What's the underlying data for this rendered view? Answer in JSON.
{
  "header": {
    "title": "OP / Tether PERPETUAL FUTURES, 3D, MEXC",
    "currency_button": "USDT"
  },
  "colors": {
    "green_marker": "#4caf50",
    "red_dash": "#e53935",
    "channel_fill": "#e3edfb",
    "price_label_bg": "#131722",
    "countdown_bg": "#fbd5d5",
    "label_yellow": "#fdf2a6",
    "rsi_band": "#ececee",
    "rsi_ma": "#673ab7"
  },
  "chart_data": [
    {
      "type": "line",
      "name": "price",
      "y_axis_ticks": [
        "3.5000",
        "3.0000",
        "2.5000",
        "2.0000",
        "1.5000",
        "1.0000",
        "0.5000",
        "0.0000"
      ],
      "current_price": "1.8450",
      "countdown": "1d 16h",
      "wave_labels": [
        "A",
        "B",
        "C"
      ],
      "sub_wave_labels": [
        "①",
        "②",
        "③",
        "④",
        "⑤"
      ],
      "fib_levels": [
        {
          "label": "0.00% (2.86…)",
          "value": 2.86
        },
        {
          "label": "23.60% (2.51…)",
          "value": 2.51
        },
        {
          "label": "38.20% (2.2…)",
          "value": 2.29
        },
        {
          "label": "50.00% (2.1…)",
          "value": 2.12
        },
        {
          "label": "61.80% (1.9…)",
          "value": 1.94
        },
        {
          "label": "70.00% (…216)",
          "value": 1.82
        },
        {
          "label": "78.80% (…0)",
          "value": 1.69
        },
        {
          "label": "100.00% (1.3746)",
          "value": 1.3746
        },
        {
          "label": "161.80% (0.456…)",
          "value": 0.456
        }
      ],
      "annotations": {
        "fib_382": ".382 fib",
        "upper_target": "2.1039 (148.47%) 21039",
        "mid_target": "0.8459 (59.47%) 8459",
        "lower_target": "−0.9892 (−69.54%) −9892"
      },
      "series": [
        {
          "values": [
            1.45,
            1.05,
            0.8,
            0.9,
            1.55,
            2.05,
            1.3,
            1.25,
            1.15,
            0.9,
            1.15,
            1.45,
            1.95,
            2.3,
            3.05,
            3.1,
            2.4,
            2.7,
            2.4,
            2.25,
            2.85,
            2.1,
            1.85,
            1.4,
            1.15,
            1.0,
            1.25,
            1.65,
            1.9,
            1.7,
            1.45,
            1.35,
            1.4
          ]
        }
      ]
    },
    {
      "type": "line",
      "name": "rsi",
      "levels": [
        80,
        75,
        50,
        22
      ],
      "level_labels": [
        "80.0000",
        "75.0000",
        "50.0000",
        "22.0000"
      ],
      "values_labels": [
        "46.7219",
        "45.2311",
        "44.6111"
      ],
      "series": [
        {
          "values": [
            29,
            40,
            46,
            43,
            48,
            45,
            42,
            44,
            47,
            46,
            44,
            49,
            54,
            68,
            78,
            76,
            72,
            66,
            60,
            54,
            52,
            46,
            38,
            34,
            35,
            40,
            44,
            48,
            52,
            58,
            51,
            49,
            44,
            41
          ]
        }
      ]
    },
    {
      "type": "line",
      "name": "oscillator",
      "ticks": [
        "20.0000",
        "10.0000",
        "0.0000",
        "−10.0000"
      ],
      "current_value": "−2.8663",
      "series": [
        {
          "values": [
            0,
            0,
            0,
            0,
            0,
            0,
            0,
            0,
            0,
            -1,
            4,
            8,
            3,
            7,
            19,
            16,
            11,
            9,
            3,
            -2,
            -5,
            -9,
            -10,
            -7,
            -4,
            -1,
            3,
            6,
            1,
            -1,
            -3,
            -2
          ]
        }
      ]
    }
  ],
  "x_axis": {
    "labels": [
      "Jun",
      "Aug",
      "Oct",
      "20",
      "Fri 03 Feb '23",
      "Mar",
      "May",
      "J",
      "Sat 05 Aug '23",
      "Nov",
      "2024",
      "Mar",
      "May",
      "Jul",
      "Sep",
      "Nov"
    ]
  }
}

--- Task to complete ---
Reproduce the entries above in full, verbatim.

--- Output of the task ---
What's the underlying data for this rendered view? Answer in JSON.
{
  "header": {
    "title": "OP / Tether PERPETUAL FUTURES, 3D, MEXC",
    "currency_button": "USDT"
  },
  "colors": {
    "green_marker": "#4caf50",
    "red_dash": "#e53935",
    "channel_fill": "#e3edfb",
    "price_label_bg": "#131722",
    "countdown_bg": "#fbd5d5",
    "label_yellow": "#fdf2a6",
    "rsi_band": "#ececee",
    "rsi_ma": "#673ab7"
  },
  "chart_data": [
    {
      "type": "line",
      "name": "price",
      "y_axis_ticks": [
        "3.5000",
        "3.0000",
        "2.5000",
        "2.0000",
        "1.5000",
        "1.0000",
        "0.5000",
        "0.0000"
      ],
      "current_price": "1.8450",
      "countdown": "1d 16h",
      "wave_labels": [
        "A",
        "B",
        "C"
      ],
      "sub_wave_labels": [
        "①",
        "②",
        "③",
        "④",
        "⑤"
      ],
      "fib_levels": [
        {
          "label": "0.00% (2.86…)",
          "value": 2.86
        },
        {
          "label": "23.60% (2.51…)",
          "value": 2.51
        },
        {
          "label": "38.20% (2.2…)",
          "value": 2.29
        },
        {
          "label": "50.00% (2.1…)",
          "value": 2.12
        },
        {
          "label": "61.80% (1.9…)",
          "value": 1.94
        },
        {
          "label": "70.00% (…216)",
          "value": 1.82
        },
        {
          "label": "78.80% (…0)",
          "value": 1.69
        },
        {
          "label": "100.00% (1.3746)",
          "value": 1.3746
        },
        {
          "label": "161.80% (0.456…)",
          "value": 0.456
        }
      ],
      "annotations": {
        "fib_382": ".382 fib",
        "upper_target": "2.1039 (148.47%) 21039",
        "mid_target": "0.8459 (59.47%) 8459",
        "lower_target": "−0.9892 (−69.54%) −9892"
      },
      "series": [
        {
          "values": [
            1.45,
            1.05,
            0.8,
            0.9,
            1.55,
            2.05,
            1.3,
            1.25,
            1.15,
            0.9,
            1.15,
            1.45,
            1.95,
            2.3,
            3.05,
            3.1,
            2.4,
            2.7,
            2.4,
            2.25,
            2.85,
            2.1,
            1.85,
            1.4,
            1.15,
            1.0,
            1.25,
            1.65,
            1.9,
            1.7,
            1.45,
            1.35,
            1.4
          ]
        }
      ]
    },
    {
      "type": "line",
      "name": "rsi",
      "levels": [
        80,
        75,
        50,
        22
      ],
      "level_labels": [
        "80.0000",
        "75.0000",
        "50.0000",
        "22.0000"
      ],
      "values_labels": [
        "46.7219",
        "45.2311",
        "44.6111"
      ],
      "series": [
        {
          "values": [
            29,
            40,
            46,
            43,
            48,
            45,
            42,
            44,
            47,
            46,
            44,
            49,
            54,
            68,
            78,
            76,
            72,
            66,
            60,
            54,
            52,
            46,
            38,
            34,
            35,
            40,
            44,
            48,
            52,
            58,
            51,
            49,
            44,
            41
          ]
        }
      ]
    },
    {
      "type": "line",
      "name": "oscillator",
      "ticks": [
        "20.0000",
        "10.0000",
        "0.0000",
        "−10.0000"
      ],
      "current_value": "−2.8663",
      "series": [
        {
          "values": [
            0,
            0,
            0,
            0,
            0,
            0,
            0,
            0,
            0,
            -1,
            4,
            8,
            3,
            7,
            19,
            16,
            11,
            9,
            3,
            -2,
            -5,
            -9,
            -10,
            -7,
            -4,
            -1,
            3,
            6,
            1,
            -1,
            -3,
            -2
          ]
        }
      ]
    }
  ],
  "x_axis": {
    "labels": [
      "Jun",
      "Aug",
      "Oct",
      "20",
      "Fri 03 Feb '23",
      "Mar",
      "May",
      "J",
      "Sat 05 Aug '23",
      "Nov",
      "2024",
      "Mar",
      "May",
      "Jul",
      "Sep",
      "Nov"
    ]
  }
}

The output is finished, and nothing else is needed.